- **Task**: Output every entry exactly as written, skipping any pictures.

- **The data**:
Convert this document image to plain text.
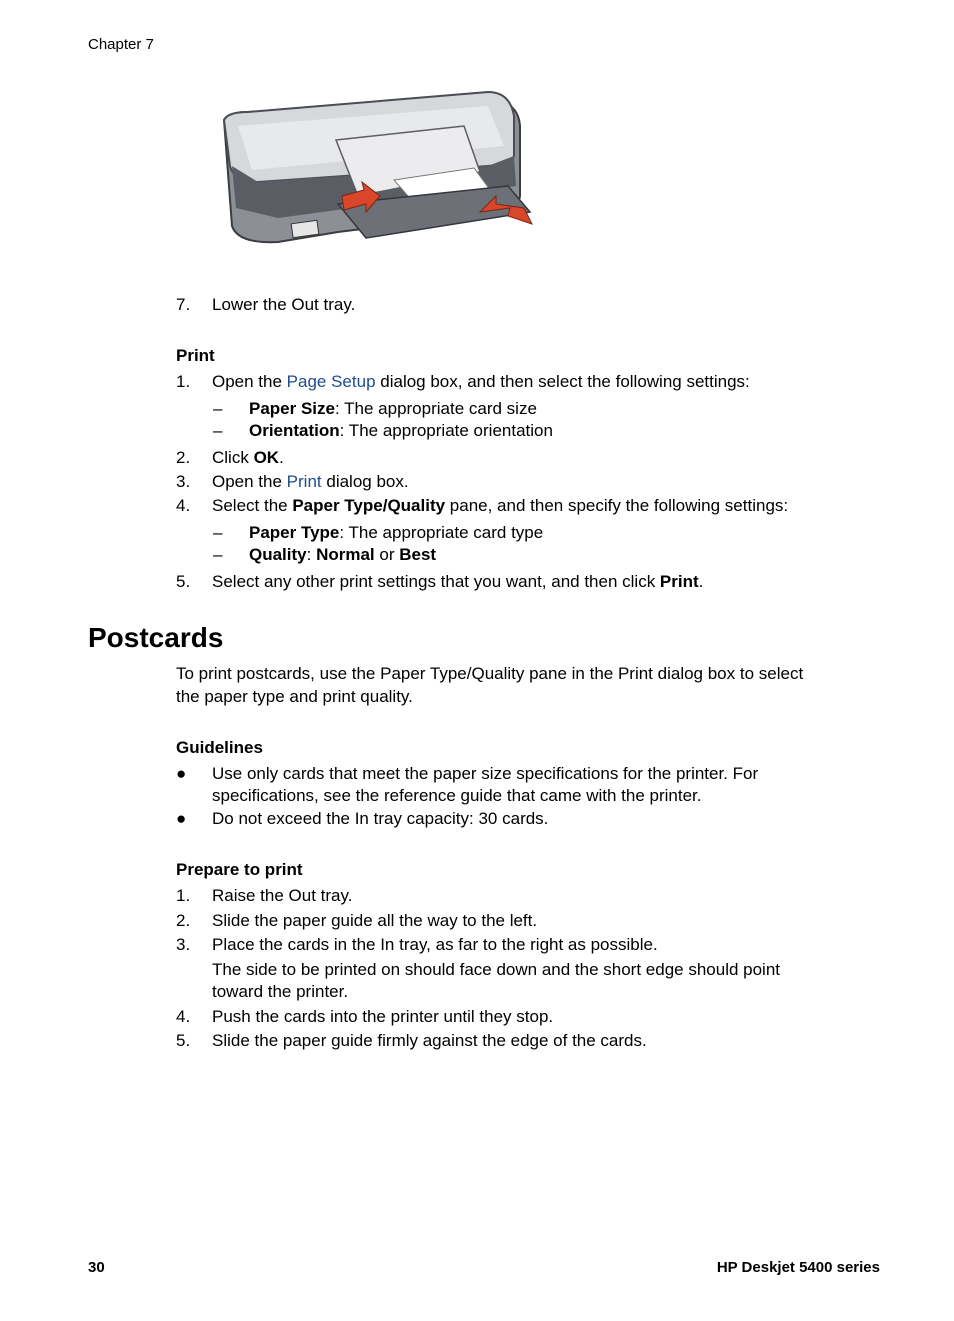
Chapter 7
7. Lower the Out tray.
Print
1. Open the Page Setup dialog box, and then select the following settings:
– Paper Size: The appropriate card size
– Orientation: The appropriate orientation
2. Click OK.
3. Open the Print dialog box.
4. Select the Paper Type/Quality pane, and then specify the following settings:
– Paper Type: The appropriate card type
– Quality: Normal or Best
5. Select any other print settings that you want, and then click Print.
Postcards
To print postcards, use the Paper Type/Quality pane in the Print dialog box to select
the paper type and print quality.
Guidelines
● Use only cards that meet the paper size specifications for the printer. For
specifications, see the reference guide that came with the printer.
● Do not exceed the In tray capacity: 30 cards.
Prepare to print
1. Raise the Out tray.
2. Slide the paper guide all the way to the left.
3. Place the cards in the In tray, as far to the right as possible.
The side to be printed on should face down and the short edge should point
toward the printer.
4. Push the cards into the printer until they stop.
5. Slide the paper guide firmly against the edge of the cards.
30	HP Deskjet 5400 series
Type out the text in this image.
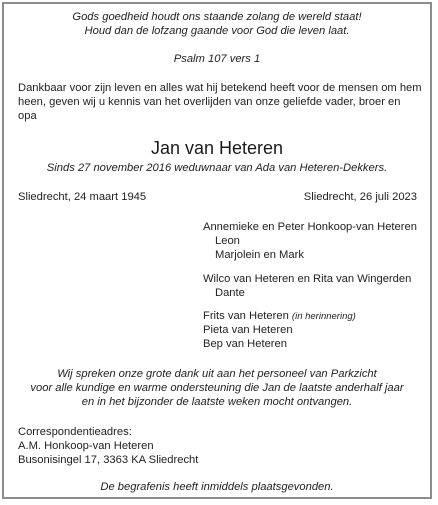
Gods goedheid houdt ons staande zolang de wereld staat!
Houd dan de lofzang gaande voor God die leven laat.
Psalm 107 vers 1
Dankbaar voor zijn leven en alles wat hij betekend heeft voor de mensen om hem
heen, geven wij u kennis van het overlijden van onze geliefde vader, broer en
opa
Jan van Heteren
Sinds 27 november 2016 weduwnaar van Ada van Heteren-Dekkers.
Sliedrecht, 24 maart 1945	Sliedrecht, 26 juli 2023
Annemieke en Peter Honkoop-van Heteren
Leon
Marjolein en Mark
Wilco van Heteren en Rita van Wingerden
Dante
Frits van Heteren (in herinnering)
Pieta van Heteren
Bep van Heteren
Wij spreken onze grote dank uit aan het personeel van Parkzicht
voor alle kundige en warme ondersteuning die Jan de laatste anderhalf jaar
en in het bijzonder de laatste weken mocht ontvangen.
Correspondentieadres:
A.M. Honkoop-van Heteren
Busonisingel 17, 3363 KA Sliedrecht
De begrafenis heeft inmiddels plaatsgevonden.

- **Result of this exercise**:
Convert this document image to plain text.
Chapter 7
7. Lower the Out tray.
Print
1. Open the Page Setup dialog box, and then select the following settings:
– Paper Size: The appropriate card size
– Orientation: The appropriate orientation
2. Click OK.
3. Open the Print dialog box.
4. Select the Paper Type/Quality pane, and then specify the following settings:
– Paper Type: The appropriate card type
– Quality: Normal or Best
5. Select any other print settings that you want, and then click Print.
Postcards
To print postcards, use the Paper Type/Quality pane in the Print dialog box to select
the paper type and print quality.
Guidelines
● Use only cards that meet the paper size specifications for the printer. For
specifications, see the reference guide that came with the printer.
● Do not exceed the In tray capacity: 30 cards.
Prepare to print
1. Raise the Out tray.
2. Slide the paper guide all the way to the left.
3. Place the cards in the In tray, as far to the right as possible.
The side to be printed on should face down and the short edge should point
toward the printer.
4. Push the cards into the printer until they stop.
5. Slide the paper guide firmly against the edge of the cards.
30	HP Deskjet 5400 series
Type out the text in this image.
Gods goedheid houdt ons staande zolang de wereld staat!
Houd dan de lofzang gaande voor God die leven laat.
Psalm 107 vers 1
Dankbaar voor zijn leven en alles wat hij betekend heeft voor de mensen om hem
heen, geven wij u kennis van het overlijden van onze geliefde vader, broer en
opa
Jan van Heteren
Sinds 27 november 2016 weduwnaar van Ada van Heteren-Dekkers.
Sliedrecht, 24 maart 1945	Sliedrecht, 26 juli 2023
Annemieke en Peter Honkoop-van Heteren
Leon
Marjolein en Mark
Wilco van Heteren en Rita van Wingerden
Dante
Frits van Heteren (in herinnering)
Pieta van Heteren
Bep van Heteren
Wij spreken onze grote dank uit aan het personeel van Parkzicht
voor alle kundige en warme ondersteuning die Jan de laatste anderhalf jaar
en in het bijzonder de laatste weken mocht ontvangen.
Correspondentieadres:
A.M. Honkoop-van Heteren
Busonisingel 17, 3363 KA Sliedrecht
De begrafenis heeft inmiddels plaatsgevonden.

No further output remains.